━━━ Selected excerpt

If you're to plug numbers into the equation 240/(x-5) = (240/x) + 4, then you should first ask "What does variable x represent in this equation?"
In this particular equation, x = Ted's speed.

However, the question asks us to find Bill's speed. This means the answer choices all represent Bill's speed (not Ted's speed).
So for example, answer choice E says Bill's speed is 15 mph.
Since Bill's speed is 5 mph slower than Ted's speed, this would mean that Ted's speed is 20 mph.

So, if Ted speed is 20 mph, then x = 20
Now plug x = 20 into the equation 240/(x-5) = (240/x) + 4
You will find that it satisfies the equation.

Hello Brent!
If there is any way to find the values of Xs
In this case 30 and 20
Instead of applying the formula ?
Thanks ! :)

greenlight-admin's picture

If by "formula" you mean the distance/rate/time formula, then the answer is "no, we need to use that formula"

Does that help?

Cheers,
Brent

The absolute hardest thing about these kinds of rate questions is interpreting what "5 miles per hour slower" and "4 hours sooner" mean. You would think that 5 miles per hour slower means "x - 5" (slow means less). I need to train myself to think the OPPOSITE. Slow means add, sooner (although it indicates less) means ADD as well. Very, VERY confusing!
greenlight-admin's picture

If you're not certain whether you need to ADD or SUBTRACT, plug in some values that satisfy the given information and then determine what you need to do to make those quantities equal.

For example: Joe is 3 years older than Sue.
Let J = Joe's present age, and S = Sue's present age
So, it could be the case that J = 13 and S = 10

At this point, in order to create an equation, we must EITHER add 3 years to Sue's age OR subtract 3 years from Joe's age.

Hello Brent,
Just to see another approach could we use average speed in this problem.

━━━━━━
━━━ Data provided

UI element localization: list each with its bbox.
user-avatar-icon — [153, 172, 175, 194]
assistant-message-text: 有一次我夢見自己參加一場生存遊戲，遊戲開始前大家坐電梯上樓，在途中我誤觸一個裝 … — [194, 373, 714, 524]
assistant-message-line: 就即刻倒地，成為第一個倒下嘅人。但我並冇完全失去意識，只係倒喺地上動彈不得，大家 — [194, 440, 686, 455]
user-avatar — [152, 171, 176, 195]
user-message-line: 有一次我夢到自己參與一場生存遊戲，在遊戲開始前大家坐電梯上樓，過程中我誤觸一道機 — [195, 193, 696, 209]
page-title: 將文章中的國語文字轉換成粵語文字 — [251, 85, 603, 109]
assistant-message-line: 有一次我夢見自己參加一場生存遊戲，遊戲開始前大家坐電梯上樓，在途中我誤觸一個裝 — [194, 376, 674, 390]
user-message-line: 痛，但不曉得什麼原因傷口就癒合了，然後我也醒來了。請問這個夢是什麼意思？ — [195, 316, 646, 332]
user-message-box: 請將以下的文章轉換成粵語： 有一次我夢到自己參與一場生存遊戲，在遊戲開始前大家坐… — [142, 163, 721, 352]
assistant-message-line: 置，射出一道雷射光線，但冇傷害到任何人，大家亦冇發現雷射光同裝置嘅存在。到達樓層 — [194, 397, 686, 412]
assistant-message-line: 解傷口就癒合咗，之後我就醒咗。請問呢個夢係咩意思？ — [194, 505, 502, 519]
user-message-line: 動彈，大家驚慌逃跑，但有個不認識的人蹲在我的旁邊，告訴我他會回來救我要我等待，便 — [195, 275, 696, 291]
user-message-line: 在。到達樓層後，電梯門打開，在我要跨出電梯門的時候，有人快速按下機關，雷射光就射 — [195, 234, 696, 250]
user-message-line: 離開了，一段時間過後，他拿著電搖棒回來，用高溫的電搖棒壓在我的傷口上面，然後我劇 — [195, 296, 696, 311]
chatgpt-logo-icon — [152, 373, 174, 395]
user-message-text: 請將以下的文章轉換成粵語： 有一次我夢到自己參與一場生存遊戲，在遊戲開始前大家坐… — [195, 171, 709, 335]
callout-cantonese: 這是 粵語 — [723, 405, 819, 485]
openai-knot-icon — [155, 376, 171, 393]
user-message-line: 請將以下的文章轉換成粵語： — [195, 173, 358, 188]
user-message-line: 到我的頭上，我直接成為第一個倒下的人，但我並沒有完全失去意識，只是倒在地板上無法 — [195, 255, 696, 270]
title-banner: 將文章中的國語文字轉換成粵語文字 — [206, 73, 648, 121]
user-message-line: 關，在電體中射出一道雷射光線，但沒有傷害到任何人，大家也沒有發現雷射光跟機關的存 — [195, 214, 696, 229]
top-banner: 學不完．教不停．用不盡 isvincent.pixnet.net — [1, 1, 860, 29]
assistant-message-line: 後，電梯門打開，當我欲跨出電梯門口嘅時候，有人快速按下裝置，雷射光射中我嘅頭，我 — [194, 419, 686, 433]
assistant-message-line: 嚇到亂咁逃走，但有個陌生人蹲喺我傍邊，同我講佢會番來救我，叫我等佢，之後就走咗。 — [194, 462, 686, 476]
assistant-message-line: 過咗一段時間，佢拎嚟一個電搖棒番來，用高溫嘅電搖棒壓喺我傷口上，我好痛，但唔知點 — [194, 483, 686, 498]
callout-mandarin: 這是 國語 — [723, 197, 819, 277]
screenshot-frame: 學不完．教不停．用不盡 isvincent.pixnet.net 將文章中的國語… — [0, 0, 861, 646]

━━━━━━

• _Directions_: In the thread on the rate equation, what does the variable x stand for in 240/(x-5) = (240/x) + 4?

• _Output for this task_: Ted's speed.